> [Task instructions]:
Copy the listing below in full and skip every picture.

> [Records provided]:
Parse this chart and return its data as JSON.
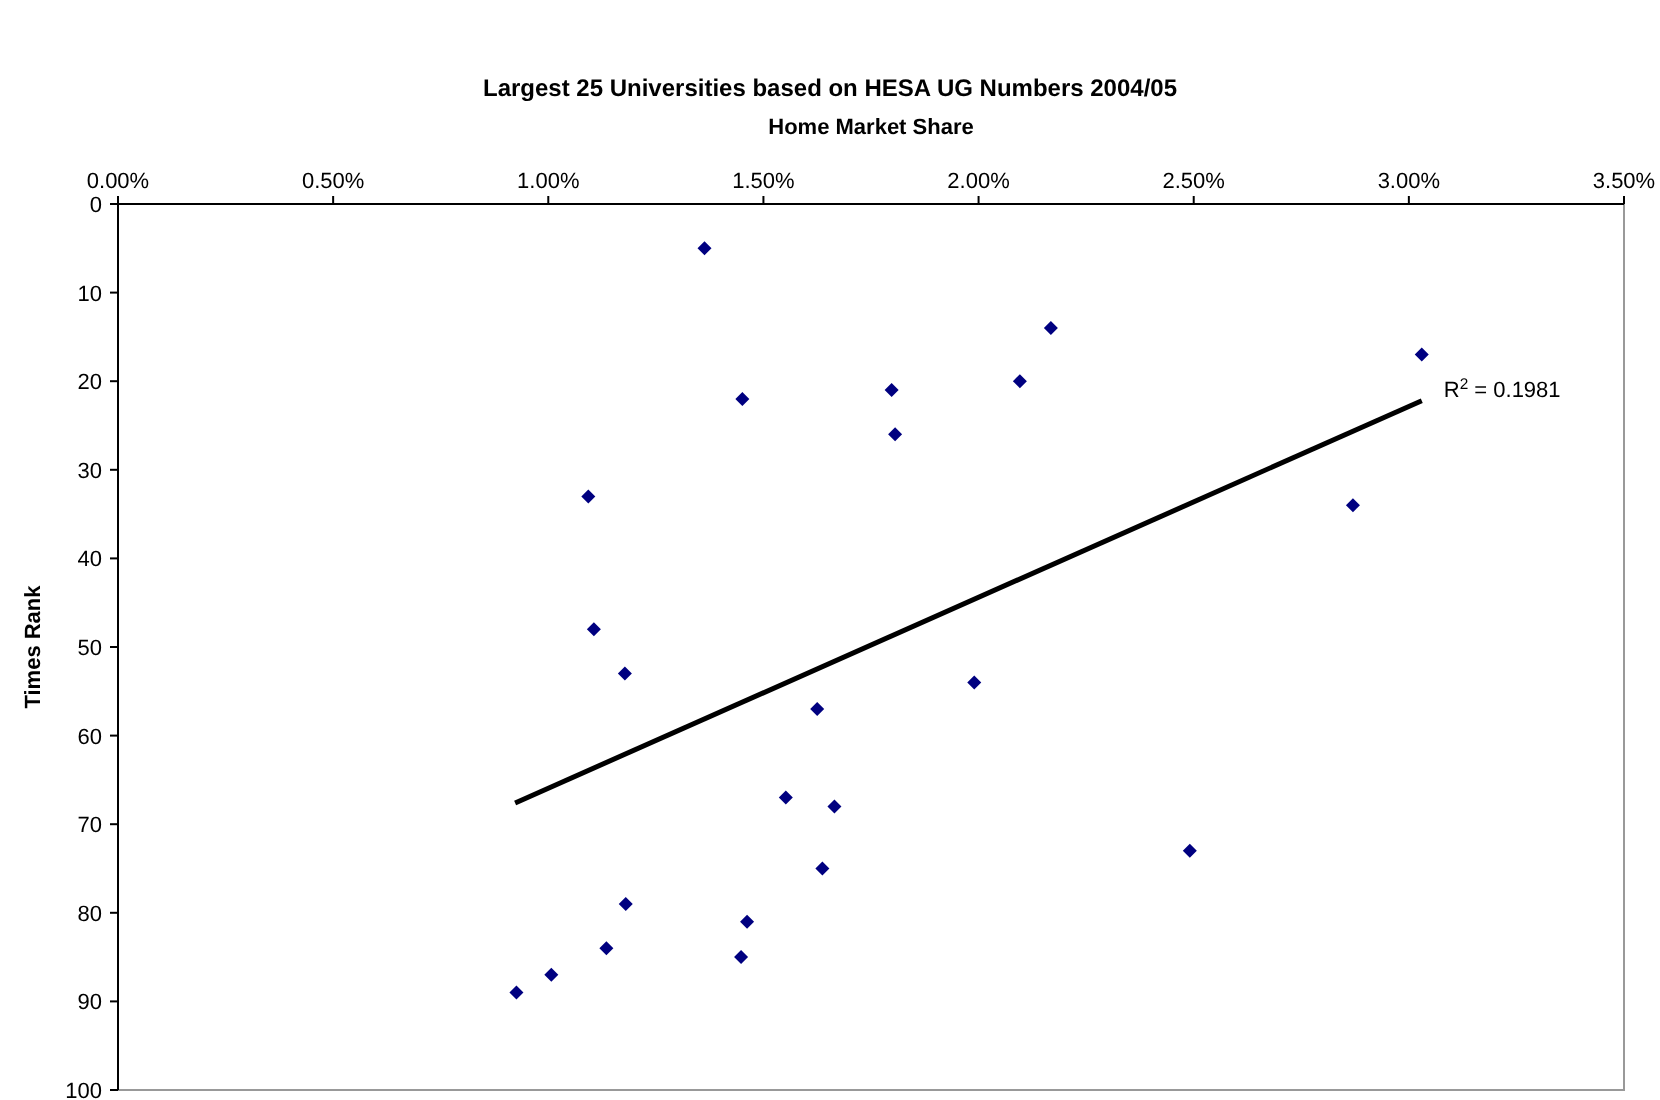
{
  "chart_data": {
    "type": "scatter",
    "title": "Largest 25 Universities based on HESA UG Numbers 2004/05",
    "xlabel": "Home Market Share",
    "ylabel": "Times Rank",
    "xlim": [
      0,
      3.5
    ],
    "xticks": [
      {
        "value": 0,
        "label": "0.00%"
      },
      {
        "value": 0.5,
        "label": "0.50%"
      },
      {
        "value": 1,
        "label": "1.00%"
      },
      {
        "value": 1.5,
        "label": "1.50%"
      },
      {
        "value": 2,
        "label": "2.00%"
      },
      {
        "value": 2.5,
        "label": "2.50%"
      },
      {
        "value": 3,
        "label": "3.00%"
      },
      {
        "value": 3.5,
        "label": "3.50%"
      }
    ],
    "ylim": [
      100,
      0
    ],
    "yticks": [
      0,
      10,
      20,
      30,
      40,
      50,
      60,
      70,
      80,
      90,
      100
    ],
    "marker": "diamond",
    "series": [
      {
        "color": "#000080",
        "x": [
          1.363,
          1.451,
          1.798,
          1.806,
          2.096,
          2.168,
          1.093,
          3.03,
          2.87,
          1.99,
          2.491,
          1.106,
          1.178,
          1.625,
          1.552,
          1.665,
          1.637,
          1.18,
          1.462,
          1.135,
          1.448,
          1.007,
          0.926
        ],
        "values": [
          5,
          22,
          21,
          26,
          20,
          14,
          33,
          17,
          34,
          54,
          73,
          48,
          53,
          57,
          67,
          68,
          75,
          79,
          81,
          84,
          85,
          87,
          89
        ]
      },
      {
        "type": "line",
        "marker": "none",
        "color": "#000000",
        "x": [
          0.923,
          3.03
        ],
        "values": [
          67.6,
          22.2
        ]
      }
    ],
    "annotations": [
      {
        "text": "R$^{2}$ = 0.1981",
        "x": 3.03,
        "y": 22.2
      }
    ]
  }
}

> [Correct response]:
Parse this chart and return its data as JSON.
{
  "chart_data": {
    "type": "scatter",
    "title": "Largest 25 Universities based on HESA UG Numbers 2004/05",
    "xlabel": "Home Market Share",
    "ylabel": "Times Rank",
    "xlim": [
      0,
      3.5
    ],
    "xticks": [
      {
        "value": 0,
        "label": "0.00%"
      },
      {
        "value": 0.5,
        "label": "0.50%"
      },
      {
        "value": 1,
        "label": "1.00%"
      },
      {
        "value": 1.5,
        "label": "1.50%"
      },
      {
        "value": 2,
        "label": "2.00%"
      },
      {
        "value": 2.5,
        "label": "2.50%"
      },
      {
        "value": 3,
        "label": "3.00%"
      },
      {
        "value": 3.5,
        "label": "3.50%"
      }
    ],
    "ylim": [
      100,
      0
    ],
    "yticks": [
      0,
      10,
      20,
      30,
      40,
      50,
      60,
      70,
      80,
      90,
      100
    ],
    "marker": "diamond",
    "series": [
      {
        "color": "#000080",
        "x": [
          1.363,
          1.451,
          1.798,
          1.806,
          2.096,
          2.168,
          1.093,
          3.03,
          2.87,
          1.99,
          2.491,
          1.106,
          1.178,
          1.625,
          1.552,
          1.665,
          1.637,
          1.18,
          1.462,
          1.135,
          1.448,
          1.007,
          0.926
        ],
        "values": [
          5,
          22,
          21,
          26,
          20,
          14,
          33,
          17,
          34,
          54,
          73,
          48,
          53,
          57,
          67,
          68,
          75,
          79,
          81,
          84,
          85,
          87,
          89
        ]
      },
      {
        "type": "line",
        "marker": "none",
        "color": "#000000",
        "x": [
          0.923,
          3.03
        ],
        "values": [
          67.6,
          22.2
        ]
      }
    ],
    "annotations": [
      {
        "text": "R$^{2}$ = 0.1981",
        "x": 3.03,
        "y": 22.2
      }
    ]
  }
}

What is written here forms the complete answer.